> **WHAT YOU NEED TO DO**: The exercise asks you to copy every line below in which "screenshot" appears.

Extracted records
-----
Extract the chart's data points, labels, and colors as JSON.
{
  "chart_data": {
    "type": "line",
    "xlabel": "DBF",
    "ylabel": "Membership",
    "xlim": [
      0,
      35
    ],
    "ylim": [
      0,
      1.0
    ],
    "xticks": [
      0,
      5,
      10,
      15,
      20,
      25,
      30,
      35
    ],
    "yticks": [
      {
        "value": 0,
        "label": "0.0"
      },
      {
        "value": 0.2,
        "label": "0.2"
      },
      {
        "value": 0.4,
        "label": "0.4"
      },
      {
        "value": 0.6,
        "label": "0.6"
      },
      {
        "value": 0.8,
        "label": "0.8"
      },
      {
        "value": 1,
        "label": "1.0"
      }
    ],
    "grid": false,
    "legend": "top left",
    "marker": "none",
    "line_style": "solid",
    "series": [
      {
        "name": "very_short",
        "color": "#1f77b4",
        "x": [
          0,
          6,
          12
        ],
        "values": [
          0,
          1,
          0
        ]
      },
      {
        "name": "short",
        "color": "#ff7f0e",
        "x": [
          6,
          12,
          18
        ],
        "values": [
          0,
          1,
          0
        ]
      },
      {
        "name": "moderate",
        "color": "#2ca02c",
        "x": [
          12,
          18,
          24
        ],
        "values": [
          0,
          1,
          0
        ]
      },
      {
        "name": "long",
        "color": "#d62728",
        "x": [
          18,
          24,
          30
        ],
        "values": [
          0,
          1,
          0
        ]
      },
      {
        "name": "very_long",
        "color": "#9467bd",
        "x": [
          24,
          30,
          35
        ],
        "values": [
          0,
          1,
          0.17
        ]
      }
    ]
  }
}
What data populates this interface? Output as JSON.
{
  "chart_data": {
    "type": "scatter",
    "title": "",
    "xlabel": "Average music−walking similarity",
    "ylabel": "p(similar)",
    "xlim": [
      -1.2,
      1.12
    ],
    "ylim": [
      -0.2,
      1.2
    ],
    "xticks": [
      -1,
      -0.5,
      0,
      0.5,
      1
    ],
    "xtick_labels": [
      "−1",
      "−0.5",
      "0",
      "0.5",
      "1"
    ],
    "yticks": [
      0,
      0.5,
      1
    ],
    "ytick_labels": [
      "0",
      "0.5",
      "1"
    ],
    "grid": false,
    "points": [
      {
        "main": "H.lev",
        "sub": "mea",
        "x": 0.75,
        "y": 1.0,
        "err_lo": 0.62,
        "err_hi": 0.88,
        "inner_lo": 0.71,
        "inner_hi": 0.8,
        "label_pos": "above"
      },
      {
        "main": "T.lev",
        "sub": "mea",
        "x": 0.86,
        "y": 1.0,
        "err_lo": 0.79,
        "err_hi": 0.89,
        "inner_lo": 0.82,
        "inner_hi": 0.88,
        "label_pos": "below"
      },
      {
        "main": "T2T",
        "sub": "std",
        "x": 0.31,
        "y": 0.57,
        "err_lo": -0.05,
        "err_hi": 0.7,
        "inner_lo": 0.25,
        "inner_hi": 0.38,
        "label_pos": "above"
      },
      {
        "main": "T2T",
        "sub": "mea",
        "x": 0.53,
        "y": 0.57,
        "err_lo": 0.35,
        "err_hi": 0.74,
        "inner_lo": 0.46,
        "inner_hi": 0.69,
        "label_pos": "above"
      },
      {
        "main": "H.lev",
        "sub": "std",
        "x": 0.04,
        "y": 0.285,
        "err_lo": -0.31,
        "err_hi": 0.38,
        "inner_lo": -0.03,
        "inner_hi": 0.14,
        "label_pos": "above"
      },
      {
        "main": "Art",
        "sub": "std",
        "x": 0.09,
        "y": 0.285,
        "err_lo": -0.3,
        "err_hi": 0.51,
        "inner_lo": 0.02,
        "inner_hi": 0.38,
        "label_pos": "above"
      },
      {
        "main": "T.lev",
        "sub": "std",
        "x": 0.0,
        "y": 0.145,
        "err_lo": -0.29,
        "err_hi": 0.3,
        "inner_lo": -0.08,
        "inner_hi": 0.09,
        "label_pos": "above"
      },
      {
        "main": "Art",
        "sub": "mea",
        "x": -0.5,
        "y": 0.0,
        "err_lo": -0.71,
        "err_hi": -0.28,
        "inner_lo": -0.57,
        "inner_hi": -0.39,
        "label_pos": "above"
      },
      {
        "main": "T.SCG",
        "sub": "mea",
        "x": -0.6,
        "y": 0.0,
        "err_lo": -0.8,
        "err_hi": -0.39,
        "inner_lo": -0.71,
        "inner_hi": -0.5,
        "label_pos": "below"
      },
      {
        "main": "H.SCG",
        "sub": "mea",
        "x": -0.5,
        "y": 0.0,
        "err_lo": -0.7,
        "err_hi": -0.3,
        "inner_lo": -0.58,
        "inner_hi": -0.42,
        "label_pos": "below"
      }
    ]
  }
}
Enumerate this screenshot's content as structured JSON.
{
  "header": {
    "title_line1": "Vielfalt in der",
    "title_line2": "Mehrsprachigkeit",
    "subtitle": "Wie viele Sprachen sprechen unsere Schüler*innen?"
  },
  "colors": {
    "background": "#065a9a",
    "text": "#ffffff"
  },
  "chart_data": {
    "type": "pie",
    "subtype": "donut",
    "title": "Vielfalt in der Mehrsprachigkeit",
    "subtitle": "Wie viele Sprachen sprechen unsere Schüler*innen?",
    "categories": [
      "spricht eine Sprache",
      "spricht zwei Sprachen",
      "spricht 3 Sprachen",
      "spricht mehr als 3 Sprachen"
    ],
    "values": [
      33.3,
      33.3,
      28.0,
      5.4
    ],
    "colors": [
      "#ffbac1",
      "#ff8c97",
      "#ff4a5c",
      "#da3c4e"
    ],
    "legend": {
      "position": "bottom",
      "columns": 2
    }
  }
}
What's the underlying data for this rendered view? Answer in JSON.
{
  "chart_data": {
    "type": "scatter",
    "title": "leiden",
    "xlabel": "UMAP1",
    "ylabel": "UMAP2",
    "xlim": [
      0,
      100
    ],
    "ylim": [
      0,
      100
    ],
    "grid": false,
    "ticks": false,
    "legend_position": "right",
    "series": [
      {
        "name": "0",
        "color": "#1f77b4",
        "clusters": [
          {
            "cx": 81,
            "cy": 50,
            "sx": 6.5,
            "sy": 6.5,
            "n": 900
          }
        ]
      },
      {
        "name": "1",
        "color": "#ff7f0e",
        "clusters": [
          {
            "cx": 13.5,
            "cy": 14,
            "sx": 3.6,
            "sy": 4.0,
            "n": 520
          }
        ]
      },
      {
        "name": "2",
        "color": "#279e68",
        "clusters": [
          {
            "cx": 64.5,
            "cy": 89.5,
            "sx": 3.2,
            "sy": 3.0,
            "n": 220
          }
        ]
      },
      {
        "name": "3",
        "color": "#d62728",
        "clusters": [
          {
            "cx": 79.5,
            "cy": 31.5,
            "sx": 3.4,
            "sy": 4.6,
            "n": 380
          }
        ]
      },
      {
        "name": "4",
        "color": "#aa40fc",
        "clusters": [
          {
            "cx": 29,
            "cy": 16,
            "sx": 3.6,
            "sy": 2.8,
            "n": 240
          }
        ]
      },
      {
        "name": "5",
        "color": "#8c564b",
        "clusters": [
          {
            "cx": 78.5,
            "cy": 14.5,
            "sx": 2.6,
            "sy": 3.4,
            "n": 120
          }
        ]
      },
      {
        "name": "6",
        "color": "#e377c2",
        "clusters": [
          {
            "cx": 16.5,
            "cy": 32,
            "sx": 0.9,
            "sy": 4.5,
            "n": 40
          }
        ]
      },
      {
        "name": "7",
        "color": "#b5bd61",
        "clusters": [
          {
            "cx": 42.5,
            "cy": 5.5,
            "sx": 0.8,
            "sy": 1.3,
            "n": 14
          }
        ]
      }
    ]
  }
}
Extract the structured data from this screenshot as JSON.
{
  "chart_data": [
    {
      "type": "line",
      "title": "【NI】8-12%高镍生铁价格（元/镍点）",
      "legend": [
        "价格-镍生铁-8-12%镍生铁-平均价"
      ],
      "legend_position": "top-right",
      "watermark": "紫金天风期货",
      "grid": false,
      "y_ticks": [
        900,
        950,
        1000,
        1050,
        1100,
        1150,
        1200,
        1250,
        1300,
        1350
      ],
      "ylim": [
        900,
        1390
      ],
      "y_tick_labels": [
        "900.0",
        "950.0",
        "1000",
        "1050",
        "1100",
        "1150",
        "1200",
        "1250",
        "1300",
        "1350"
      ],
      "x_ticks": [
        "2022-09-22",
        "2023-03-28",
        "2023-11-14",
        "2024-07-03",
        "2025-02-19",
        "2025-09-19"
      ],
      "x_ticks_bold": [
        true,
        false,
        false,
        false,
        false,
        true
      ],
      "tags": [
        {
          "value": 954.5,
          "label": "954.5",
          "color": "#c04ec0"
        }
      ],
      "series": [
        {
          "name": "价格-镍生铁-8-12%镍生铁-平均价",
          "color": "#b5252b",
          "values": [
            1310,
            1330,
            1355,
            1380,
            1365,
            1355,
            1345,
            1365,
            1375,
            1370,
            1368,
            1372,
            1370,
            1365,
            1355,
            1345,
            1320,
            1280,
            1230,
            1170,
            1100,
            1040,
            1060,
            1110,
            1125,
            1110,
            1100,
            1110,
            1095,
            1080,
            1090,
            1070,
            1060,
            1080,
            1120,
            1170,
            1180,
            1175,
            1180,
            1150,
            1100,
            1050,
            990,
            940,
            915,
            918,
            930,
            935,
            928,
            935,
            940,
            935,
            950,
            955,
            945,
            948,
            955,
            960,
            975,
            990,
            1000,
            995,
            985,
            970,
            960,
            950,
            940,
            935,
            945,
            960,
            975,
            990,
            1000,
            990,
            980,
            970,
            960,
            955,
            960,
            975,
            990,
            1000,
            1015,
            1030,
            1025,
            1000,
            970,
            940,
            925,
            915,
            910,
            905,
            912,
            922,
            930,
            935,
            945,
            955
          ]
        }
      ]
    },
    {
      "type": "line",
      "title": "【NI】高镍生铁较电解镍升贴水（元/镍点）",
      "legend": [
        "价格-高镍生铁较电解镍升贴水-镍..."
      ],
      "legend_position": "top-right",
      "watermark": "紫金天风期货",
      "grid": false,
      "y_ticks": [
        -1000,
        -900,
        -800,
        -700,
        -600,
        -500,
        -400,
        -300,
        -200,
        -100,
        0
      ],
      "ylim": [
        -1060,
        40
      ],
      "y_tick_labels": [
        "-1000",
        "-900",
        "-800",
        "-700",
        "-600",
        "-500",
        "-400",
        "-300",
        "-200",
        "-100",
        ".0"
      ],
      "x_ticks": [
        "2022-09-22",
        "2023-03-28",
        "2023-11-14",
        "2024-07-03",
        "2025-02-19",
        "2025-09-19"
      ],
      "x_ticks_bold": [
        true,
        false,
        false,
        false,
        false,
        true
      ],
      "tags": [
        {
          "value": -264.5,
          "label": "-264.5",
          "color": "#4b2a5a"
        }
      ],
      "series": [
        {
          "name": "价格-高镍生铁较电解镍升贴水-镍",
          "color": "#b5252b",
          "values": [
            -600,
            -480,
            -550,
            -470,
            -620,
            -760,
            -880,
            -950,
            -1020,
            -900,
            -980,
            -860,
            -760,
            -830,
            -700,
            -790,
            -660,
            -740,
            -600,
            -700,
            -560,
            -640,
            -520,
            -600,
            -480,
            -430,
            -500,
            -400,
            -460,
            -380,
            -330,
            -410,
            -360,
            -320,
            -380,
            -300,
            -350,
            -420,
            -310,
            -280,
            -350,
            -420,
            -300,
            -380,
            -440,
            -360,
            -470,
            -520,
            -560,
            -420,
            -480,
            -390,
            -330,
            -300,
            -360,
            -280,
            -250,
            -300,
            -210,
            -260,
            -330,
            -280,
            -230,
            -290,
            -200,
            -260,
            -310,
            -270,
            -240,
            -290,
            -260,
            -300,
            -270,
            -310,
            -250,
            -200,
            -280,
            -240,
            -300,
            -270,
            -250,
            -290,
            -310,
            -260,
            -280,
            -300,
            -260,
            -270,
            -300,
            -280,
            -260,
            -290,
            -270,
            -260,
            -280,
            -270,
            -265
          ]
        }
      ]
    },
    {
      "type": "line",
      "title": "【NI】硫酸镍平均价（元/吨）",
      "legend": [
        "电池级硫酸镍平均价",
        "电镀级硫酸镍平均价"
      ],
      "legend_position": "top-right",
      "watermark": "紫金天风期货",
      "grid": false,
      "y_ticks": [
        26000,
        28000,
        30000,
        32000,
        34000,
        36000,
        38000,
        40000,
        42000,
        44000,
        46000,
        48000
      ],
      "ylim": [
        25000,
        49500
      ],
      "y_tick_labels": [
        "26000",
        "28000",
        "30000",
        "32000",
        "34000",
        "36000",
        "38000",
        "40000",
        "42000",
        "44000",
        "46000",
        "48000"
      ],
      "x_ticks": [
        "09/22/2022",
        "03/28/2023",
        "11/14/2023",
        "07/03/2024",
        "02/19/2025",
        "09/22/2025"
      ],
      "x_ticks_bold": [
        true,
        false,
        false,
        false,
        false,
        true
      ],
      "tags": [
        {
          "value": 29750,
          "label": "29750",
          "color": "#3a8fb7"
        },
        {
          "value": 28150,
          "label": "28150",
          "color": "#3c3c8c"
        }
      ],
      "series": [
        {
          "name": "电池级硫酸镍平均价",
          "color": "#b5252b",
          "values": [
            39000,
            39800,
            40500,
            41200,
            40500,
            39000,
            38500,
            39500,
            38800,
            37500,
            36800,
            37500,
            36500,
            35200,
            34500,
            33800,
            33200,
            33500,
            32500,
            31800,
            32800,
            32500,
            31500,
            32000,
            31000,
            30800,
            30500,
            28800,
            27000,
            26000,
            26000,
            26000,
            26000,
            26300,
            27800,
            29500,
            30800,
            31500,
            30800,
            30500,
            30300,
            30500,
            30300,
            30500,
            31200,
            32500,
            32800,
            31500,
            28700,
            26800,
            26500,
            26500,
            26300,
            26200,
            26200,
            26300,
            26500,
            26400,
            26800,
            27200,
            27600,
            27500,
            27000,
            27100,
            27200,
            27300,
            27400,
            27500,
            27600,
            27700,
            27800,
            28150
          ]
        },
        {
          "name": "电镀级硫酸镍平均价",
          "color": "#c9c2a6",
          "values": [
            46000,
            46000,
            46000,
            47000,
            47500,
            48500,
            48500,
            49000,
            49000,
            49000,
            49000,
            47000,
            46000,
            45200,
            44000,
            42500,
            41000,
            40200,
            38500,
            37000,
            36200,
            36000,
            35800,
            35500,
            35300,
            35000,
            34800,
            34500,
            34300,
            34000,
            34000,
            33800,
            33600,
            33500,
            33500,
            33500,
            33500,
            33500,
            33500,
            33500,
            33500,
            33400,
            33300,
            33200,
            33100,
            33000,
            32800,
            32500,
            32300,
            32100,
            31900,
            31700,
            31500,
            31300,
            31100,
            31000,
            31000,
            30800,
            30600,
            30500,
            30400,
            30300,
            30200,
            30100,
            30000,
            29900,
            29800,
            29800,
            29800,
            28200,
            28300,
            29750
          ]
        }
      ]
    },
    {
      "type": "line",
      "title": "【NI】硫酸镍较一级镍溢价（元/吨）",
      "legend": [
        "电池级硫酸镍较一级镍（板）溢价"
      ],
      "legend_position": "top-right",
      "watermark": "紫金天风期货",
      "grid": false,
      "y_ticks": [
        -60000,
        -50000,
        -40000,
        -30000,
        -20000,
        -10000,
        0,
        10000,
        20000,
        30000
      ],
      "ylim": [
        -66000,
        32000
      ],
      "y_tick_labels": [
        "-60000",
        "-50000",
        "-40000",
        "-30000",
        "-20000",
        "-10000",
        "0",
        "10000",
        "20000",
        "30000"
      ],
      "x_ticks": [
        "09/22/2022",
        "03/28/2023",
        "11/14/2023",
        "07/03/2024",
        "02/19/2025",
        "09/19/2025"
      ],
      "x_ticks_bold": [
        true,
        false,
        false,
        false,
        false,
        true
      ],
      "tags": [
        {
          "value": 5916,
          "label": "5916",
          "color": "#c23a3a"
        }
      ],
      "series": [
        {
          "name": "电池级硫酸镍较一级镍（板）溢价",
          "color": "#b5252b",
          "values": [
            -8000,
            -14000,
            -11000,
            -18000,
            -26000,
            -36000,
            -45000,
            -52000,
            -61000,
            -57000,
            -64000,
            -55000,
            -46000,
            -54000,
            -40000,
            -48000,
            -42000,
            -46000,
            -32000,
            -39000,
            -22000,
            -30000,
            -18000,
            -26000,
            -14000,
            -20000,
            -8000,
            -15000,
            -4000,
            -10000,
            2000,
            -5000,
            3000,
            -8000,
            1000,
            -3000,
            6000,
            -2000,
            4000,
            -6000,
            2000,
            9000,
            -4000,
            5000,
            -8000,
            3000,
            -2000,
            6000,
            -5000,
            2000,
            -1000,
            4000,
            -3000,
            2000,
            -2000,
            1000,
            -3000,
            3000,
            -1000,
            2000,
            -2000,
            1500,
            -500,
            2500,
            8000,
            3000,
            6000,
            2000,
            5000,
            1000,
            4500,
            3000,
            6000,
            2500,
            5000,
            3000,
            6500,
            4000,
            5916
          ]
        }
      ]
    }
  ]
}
-----
> **RESPONSE TO THE TASK**:
Enumerate this screenshot's content as structured JSON.
Extract the structured data from this screenshot as JSON.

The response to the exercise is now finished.